======== Reading passage ========

Modern “cancel culture” has placed many members of our political and celebrity populations under a great deal of scrutiny for their history of misbehaviors. Obvious wrongdoers—such as R. Kelly—are undoubtedly deserving of backlash, while others’ cases are not so clear cut.
This uptick in moral diligence has created an environment where we seem to praise those with exemplary behavior, yet some elements of our content consumption indicate otherwise. Though we are critical of actors and politicians who have done wrong in the past, our society cares little about those they do not see which allows the wrongdoings of lesser-known public figures, like artists and authors, to carry on unrecognized.
Tao Lin, celebrated author of numerous books such as Taipei and Trip, is one artist who should be questioned in his intentions based on the content of his 2010 novel Richard Yates. The book is an autobiographical novel which depicts a semi-fictionalized recollection of 22-year-old Lin’s relationship with a 16-year-old girl.
In the text, Lin, referring to himself as Haley Joel Osment, recounts his toxic relationship with a character who he has given the name Dakota Fanning. The novel begins with their conversations over Gmail chat and moves later to their meeting in person and the start of a serious sexual relationship.
On multiple occasions throughout the narrative, Osment emotionally abuses Fanning under the guise of her own self-improvement—forcing her to type long emails of all the lies she has told him while also frequently insulting her mental health and willingness to improve. Fanning’s struggle with bulimia is revealed midway through the novel and can be seen in moments of emotional crisis, caught between her own unhealthy impulses and Osment’s assiduous critique.
The novel capitalizes on its own deviant nature in order to provide a gritty depiction of what life is really like in our mentally unhealthy digital age, yet it does so at the cost of Lin’s own integrity as an individual.
This is a strategy not unfamiliar to authors of the past, such as Charles Bukowski and Ernest Hemmingway, who used their own flawed characters to communicate greater themes to readers which historically have been appreciated and celebrated. Authors escape the kind of scrutiny that more prevalent figures face because of the nature of their celebrity status as beginning and ending with their work. They are not involved in the process of viewing and therefore aren’t seen by the viewer as anything more than a name. We separate the writing from the writer more easily and automatically than is possible with an actor or a singer because the person responsible for creating those art forms is visually linked to the art itself.

======== Extracted material ========

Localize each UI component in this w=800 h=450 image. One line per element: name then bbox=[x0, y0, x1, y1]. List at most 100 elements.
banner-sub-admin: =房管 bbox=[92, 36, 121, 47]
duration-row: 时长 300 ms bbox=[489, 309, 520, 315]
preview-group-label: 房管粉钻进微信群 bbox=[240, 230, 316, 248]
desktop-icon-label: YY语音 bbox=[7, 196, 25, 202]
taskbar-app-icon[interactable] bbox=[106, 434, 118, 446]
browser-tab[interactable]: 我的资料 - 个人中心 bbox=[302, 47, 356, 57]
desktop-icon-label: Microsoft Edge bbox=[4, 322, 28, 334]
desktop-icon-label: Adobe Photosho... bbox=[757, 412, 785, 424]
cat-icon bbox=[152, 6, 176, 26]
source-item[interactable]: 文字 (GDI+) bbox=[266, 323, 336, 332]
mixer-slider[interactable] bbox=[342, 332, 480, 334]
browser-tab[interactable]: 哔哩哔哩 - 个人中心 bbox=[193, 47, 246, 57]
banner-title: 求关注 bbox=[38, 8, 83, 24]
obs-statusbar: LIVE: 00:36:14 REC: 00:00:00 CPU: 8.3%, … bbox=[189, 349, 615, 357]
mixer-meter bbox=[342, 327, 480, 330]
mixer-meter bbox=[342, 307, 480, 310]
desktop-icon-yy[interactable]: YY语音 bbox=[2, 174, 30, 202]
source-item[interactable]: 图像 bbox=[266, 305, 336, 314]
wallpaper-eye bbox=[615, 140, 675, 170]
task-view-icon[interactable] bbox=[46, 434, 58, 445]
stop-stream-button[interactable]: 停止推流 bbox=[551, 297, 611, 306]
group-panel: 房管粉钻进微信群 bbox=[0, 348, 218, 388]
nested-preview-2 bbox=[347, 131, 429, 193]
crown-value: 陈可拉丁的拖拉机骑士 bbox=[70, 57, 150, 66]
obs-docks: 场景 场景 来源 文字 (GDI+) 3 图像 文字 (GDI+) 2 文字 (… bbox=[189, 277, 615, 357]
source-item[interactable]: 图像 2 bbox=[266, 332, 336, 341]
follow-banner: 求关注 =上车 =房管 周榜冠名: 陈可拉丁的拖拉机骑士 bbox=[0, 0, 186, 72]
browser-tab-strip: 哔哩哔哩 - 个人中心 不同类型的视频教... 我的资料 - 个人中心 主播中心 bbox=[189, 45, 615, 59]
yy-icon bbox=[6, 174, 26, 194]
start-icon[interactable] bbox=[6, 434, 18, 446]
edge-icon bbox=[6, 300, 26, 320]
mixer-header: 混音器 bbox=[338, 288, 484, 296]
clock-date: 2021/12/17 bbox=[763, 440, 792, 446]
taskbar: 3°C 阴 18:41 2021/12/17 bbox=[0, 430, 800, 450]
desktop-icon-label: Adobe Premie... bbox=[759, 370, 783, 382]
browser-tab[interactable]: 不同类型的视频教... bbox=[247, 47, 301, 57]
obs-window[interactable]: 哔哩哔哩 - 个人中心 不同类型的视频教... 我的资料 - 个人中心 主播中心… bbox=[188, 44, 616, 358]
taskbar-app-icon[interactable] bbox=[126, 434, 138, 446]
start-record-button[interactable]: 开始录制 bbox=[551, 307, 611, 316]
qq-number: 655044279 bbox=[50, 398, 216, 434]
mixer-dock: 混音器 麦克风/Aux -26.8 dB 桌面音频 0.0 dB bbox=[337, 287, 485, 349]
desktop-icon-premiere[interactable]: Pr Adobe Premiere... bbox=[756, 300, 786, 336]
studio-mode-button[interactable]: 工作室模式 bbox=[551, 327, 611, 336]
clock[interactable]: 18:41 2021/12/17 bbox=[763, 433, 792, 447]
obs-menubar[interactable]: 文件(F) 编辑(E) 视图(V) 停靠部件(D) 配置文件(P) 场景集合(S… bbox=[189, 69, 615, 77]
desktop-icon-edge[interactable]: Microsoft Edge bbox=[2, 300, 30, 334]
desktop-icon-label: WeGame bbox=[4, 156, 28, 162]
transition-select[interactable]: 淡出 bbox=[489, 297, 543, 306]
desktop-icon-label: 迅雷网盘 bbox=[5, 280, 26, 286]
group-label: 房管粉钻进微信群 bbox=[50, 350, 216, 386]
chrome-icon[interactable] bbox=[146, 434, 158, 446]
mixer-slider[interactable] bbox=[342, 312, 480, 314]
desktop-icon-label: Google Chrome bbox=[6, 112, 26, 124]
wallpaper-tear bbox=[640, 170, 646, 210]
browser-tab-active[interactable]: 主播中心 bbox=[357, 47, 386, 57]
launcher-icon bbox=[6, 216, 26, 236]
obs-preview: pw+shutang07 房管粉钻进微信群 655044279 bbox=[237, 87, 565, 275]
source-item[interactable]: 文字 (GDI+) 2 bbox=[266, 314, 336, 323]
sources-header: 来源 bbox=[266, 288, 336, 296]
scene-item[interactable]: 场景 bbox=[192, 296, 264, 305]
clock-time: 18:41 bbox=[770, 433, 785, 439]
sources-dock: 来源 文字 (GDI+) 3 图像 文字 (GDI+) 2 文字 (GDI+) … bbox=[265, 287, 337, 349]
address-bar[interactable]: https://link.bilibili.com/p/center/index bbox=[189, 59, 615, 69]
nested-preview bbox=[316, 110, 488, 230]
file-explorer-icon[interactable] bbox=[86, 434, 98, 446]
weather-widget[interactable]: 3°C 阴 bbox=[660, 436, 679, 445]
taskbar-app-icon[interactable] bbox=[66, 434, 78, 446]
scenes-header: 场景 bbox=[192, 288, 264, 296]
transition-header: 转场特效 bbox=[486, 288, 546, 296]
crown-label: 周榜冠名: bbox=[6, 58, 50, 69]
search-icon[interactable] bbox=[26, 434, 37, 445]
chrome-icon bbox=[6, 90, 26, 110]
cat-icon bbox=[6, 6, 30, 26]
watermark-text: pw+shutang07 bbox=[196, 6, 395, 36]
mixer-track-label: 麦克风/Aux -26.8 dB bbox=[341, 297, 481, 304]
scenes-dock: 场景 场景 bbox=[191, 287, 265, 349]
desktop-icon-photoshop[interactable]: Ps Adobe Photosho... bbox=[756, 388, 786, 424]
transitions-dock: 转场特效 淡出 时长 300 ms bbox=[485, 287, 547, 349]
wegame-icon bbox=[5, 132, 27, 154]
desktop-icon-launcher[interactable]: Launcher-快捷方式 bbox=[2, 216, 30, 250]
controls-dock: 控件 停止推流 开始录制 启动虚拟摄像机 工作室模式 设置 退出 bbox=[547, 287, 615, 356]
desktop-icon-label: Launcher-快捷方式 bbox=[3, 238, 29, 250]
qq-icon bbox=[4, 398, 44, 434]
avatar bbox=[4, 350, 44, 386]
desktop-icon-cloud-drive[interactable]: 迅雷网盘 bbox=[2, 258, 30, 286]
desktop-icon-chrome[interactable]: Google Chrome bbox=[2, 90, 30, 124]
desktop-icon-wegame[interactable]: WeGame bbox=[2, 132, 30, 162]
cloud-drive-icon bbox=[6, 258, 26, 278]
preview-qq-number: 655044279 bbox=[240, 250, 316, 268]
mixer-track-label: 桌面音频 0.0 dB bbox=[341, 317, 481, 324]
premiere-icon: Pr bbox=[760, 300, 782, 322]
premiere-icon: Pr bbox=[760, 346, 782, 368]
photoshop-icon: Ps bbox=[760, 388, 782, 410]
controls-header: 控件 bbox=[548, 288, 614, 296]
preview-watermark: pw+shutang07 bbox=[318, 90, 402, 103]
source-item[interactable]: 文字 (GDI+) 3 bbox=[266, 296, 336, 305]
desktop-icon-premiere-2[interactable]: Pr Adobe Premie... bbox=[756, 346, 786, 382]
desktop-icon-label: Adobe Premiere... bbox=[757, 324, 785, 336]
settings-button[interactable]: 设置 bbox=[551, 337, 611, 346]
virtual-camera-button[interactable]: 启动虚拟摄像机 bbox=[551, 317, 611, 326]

========

- **Exercise directions**
Copy the passage on Tao Lin word for word from "On multiple occasions" to "as an individual.". You can set the data entries aside, since none of the work depends on them.

- **Task solution**
On multiple occasions throughout the narrative, Osment emotionally abuses Fanning under the guise of her own self-improvement—forcing her to type long emails of all the lies she has told him while also frequently insulting her mental health and willingness to improve. Fanning’s struggle with bulimia is revealed midway through the novel and can be seen in moments of emotional crisis, caught between her own unhealthy impulses and Osment’s assiduous critique.
The novel capitalizes on its own deviant nature in order to provide a gritty depiction of what life is really like in our mentally unhealthy digital age, yet it does so at the cost of Lin’s own integrity as an individual.